▶ [Selected passage]
An added bonus of using Clone CD or Alcohol 120% is that they both support CD emulation, that is deluding your operating system into thinking that the ISO image on your hard drive is actually a real CD sitting in your CD drive. Windows never was the sharpest tool in the box, eh! Sorry, I couldn’t resist taking a swipe at Microsoft. The advantages of this are fairly obvious; it is unnecessary to burn an ISO image to a CD in order to use it, which is very handy if you happen to have run out of blank CD-Rs or if you do not intend to keep the CD images forever. Beyond this, there is a huge decrease in image access times since hard drives are many times faster than CD drives and, if for whatever reason, a CD image cannot be extracted properly you will realize that there’s a problem long before you create a fresh new coaster. You will find more detailed information and relevant links on this subject in the ISO section of the FAQ.

▶ [Provided information]
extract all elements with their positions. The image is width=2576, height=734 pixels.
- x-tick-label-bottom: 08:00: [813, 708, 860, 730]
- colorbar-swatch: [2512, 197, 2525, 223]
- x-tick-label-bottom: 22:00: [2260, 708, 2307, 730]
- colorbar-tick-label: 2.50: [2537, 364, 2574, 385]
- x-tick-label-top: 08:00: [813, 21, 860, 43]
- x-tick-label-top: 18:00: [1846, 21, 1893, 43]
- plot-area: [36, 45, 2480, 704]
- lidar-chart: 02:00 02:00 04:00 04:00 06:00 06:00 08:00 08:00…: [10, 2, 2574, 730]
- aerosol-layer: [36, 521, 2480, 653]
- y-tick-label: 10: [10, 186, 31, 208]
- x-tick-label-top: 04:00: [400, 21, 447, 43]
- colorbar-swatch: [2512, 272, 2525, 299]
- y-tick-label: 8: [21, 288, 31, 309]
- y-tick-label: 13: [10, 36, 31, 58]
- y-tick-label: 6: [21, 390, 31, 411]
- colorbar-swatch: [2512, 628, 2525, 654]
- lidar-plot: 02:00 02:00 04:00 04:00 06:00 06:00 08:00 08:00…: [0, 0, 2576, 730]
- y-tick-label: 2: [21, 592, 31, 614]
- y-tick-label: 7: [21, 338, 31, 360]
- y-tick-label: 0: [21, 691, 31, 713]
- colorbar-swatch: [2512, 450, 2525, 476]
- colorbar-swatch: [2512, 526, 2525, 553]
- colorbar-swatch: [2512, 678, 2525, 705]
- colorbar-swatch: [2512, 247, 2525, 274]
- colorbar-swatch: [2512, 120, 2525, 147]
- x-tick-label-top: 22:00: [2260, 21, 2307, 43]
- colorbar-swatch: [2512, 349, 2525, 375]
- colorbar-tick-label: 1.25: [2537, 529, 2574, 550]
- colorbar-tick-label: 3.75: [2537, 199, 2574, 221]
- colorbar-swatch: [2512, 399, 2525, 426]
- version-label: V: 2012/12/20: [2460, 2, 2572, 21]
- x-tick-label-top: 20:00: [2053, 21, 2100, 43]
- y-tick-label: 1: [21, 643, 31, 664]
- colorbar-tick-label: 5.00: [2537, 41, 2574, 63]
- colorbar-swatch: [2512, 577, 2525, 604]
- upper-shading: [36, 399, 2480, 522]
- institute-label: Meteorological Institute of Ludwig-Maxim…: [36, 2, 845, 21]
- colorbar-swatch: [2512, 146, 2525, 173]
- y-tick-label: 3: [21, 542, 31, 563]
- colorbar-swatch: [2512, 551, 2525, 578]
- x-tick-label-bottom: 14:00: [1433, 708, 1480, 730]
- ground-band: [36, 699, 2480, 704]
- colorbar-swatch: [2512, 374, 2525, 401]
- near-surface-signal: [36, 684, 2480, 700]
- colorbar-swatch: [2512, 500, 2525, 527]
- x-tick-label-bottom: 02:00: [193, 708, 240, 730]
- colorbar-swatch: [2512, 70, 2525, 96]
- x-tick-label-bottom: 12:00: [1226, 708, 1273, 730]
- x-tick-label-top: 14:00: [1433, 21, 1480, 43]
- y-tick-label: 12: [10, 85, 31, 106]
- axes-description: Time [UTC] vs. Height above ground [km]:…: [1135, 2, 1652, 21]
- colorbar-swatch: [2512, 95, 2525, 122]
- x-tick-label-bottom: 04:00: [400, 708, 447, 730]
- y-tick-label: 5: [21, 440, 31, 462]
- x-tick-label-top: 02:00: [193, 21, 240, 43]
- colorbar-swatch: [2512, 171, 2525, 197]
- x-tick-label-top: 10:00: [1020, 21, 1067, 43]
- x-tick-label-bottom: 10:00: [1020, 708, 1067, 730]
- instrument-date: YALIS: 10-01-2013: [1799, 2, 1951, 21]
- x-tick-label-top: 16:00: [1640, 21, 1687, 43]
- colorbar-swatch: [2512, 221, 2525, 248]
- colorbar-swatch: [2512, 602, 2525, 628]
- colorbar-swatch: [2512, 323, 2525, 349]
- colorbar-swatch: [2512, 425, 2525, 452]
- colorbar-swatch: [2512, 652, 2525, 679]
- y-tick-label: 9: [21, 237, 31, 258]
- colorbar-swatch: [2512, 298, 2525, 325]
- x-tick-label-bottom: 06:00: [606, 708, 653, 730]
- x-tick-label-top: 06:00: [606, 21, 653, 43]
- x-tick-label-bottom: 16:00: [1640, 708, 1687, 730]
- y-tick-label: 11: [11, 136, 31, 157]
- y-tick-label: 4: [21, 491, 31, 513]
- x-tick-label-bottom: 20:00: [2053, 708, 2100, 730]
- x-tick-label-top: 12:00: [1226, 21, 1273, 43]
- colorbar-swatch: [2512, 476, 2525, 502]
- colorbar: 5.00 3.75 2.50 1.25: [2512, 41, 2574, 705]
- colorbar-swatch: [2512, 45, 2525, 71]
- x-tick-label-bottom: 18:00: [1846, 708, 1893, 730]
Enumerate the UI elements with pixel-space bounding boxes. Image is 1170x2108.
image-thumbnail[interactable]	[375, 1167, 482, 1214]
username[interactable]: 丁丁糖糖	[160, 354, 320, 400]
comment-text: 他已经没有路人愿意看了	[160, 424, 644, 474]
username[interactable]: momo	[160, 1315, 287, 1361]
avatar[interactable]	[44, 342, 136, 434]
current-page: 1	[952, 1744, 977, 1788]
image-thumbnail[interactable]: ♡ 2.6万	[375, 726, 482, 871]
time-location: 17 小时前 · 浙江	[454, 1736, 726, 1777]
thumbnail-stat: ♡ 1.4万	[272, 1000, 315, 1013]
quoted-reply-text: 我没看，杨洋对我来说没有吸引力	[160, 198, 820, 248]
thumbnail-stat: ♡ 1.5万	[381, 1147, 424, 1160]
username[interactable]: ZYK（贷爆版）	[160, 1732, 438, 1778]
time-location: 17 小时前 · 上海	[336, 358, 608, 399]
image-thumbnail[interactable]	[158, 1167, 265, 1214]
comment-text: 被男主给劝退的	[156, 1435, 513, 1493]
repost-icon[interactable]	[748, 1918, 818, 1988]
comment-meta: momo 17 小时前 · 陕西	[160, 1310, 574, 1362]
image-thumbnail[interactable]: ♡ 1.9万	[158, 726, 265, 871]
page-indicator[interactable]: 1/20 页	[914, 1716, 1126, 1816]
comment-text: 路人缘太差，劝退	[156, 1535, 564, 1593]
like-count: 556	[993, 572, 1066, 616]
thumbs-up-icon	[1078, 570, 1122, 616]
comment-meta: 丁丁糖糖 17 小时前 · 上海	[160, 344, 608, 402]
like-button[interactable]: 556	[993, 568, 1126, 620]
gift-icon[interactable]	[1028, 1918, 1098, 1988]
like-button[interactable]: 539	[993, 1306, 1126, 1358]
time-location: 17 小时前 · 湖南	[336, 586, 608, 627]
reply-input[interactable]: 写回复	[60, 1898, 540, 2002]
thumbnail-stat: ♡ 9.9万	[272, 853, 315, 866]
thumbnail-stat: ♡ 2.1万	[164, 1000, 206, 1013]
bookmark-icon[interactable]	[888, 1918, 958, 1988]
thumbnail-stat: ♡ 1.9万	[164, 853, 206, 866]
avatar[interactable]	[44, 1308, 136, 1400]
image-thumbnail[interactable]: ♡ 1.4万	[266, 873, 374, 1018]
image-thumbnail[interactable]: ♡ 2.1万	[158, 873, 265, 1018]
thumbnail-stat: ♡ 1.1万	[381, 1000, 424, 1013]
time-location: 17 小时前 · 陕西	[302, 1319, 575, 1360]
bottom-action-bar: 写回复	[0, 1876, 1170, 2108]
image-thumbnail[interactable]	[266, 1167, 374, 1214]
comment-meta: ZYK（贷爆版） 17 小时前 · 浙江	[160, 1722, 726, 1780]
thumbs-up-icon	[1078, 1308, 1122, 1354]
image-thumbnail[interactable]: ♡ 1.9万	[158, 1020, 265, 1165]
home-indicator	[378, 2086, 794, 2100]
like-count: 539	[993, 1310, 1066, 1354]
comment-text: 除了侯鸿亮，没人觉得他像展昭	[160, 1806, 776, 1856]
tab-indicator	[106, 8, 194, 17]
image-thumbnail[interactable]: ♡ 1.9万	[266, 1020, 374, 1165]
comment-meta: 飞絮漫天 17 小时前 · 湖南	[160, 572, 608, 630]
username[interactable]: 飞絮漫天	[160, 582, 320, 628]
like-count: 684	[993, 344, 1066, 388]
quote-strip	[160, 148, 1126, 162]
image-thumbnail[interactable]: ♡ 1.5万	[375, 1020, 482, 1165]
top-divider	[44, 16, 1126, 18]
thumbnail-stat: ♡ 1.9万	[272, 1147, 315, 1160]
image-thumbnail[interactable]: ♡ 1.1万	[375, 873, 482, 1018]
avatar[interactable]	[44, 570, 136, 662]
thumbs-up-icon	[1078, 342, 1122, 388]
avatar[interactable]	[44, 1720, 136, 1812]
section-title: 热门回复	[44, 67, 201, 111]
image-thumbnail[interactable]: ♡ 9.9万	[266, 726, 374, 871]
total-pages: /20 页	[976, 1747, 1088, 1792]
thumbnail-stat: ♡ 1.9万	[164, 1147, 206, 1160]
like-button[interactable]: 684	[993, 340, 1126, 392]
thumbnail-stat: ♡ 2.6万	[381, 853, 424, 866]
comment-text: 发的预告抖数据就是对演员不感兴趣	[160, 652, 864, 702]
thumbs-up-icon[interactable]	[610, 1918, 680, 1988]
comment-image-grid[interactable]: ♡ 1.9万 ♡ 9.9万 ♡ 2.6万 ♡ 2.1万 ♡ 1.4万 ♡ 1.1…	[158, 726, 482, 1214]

▶ [What this exercise asks]
A. Decide whether each statement agrees with the passage on CD emulation. For each, answer yes or no and quote the deciding words.
(i) Clone CD and Alcohol 120% both support CD emulation.
(ii) An ISO image has to be burned to a CD before it can be used.
(iii) Hard drives are slower than CD drives.
B. According to the passage on CD emulation, where can more detailed information and relevant links on the subject be found?
C. Go on with the passage on CD emulation, starting after its final sentence.
The items are separate material and have no connection to the passage on CD emulation.

▶ [Your written answers]
A.
(i) Yes: "they both support CD emulation"
(ii) No: "it is unnecessary to burn an ISO image to a CD in order to use it"
(iii) No: "hard drives are many times faster than CD drives"

B. In the ISO section of the FAQ.

C.
Now you’ve so meticulously assembled your first CD, you’re not going to want to just scribble its title on a scrap of paper and shove it inside the CD case are you? The answer you’re looking for is “no”! Come on, work with me here will you? If you want to make your copies look more professional you can download scanned versions of the original CD inlays from the internet and print them out providing you know where to look. Oh what the hell, it’s nearly Christmas. Here are some links which you might find useful: www.cdcovers.cc, www.cdcovercentral.com, www.come.to/cd-covers, www.covermania.com, www.mega-search.net, www.coveruniverse.com, www.coversite.net, www.psxcovers.net, www.thelabelsite.net, www.supercovers.com and finally www.labelland.org. Amongst these sites you will find covers for games, applications, audio CDs, video CDs and …well pretty much anything that comes in a CD or DVD case really.